Count every line below in which "система" occurs, then give only the count.

=== Dataset records ===

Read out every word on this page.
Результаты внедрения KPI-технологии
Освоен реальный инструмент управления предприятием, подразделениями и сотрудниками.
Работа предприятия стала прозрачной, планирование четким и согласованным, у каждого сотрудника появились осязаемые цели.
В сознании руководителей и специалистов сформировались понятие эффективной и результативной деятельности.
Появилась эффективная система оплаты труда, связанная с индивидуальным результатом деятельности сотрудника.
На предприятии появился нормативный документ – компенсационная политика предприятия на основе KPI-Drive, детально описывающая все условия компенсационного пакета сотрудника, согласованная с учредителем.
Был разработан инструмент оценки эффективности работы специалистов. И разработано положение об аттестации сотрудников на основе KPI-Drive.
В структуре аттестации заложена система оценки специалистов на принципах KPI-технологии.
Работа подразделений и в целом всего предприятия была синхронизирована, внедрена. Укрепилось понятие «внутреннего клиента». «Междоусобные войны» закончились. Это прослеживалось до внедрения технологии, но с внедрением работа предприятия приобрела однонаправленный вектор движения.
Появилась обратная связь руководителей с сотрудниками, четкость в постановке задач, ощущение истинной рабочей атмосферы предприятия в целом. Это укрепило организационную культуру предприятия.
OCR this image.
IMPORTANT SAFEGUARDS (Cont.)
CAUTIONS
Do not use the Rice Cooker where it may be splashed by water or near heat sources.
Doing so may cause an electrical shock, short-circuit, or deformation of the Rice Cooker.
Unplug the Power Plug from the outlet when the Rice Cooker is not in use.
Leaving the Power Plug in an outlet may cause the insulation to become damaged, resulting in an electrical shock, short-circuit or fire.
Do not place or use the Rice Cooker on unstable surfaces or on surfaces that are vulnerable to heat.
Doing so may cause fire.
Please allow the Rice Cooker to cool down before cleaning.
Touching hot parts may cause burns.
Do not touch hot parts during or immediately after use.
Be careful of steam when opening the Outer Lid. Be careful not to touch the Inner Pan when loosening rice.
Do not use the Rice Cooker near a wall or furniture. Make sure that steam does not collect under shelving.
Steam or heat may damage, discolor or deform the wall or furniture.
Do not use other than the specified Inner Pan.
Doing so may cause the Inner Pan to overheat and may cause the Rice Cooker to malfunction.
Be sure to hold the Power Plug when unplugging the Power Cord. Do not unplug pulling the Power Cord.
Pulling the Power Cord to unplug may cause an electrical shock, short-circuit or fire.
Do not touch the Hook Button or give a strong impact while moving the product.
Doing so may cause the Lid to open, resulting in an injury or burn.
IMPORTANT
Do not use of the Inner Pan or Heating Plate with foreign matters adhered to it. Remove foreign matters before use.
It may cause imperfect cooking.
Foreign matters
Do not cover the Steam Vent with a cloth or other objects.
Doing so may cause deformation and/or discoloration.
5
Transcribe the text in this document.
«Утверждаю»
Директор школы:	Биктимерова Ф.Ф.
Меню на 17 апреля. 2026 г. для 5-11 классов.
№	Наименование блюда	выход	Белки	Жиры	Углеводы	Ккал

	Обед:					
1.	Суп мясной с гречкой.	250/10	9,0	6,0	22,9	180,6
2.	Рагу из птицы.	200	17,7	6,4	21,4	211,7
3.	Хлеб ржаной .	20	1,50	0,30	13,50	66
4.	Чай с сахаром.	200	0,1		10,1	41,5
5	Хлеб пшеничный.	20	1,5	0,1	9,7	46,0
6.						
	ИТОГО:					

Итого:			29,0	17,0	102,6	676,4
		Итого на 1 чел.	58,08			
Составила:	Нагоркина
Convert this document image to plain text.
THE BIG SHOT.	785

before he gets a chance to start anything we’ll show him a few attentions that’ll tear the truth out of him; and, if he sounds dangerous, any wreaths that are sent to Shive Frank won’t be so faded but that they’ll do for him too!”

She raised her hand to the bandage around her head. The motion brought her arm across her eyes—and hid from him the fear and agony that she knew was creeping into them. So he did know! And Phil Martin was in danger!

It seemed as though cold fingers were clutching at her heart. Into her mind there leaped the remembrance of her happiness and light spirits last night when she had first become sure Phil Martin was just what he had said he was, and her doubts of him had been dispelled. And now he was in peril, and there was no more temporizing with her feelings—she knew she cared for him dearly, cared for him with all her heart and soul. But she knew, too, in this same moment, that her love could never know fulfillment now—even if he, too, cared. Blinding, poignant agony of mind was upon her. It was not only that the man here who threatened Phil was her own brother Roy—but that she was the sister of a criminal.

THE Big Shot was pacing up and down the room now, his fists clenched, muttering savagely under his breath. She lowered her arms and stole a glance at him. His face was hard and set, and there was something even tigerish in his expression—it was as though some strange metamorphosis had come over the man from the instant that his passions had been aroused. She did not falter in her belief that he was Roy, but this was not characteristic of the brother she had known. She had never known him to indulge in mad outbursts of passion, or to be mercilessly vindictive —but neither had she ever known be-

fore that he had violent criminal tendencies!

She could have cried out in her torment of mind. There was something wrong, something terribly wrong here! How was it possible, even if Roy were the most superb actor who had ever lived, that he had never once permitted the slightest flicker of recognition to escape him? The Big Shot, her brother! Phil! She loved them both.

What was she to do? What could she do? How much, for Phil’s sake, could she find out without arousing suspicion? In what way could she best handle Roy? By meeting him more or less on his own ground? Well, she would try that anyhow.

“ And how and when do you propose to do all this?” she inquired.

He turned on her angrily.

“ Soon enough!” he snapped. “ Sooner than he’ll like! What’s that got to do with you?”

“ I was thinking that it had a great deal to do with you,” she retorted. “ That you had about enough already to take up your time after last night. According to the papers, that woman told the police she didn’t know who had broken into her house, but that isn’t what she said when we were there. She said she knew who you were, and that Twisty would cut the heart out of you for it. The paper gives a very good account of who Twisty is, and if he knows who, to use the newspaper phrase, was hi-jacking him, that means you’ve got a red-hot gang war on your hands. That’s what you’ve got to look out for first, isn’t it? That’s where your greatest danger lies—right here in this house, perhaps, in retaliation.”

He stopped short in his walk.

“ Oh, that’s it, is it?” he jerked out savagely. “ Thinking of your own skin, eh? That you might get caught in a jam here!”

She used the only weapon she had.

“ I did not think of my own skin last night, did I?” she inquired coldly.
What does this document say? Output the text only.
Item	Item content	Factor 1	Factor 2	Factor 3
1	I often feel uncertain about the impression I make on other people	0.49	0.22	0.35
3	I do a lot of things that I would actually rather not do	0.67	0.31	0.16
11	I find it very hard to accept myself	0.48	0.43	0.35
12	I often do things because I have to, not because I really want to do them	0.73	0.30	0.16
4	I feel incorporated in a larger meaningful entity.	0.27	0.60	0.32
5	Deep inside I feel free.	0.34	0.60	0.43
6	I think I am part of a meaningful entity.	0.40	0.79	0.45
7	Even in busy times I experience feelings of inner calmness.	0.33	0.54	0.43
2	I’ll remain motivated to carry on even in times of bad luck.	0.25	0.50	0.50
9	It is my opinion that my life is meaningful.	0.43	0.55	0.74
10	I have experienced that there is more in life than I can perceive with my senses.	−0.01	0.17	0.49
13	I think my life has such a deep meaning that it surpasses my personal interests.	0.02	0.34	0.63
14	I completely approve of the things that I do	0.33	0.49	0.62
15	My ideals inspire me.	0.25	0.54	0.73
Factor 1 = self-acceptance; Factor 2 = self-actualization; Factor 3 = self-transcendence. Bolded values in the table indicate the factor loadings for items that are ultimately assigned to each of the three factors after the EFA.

===

Answer for the task » 2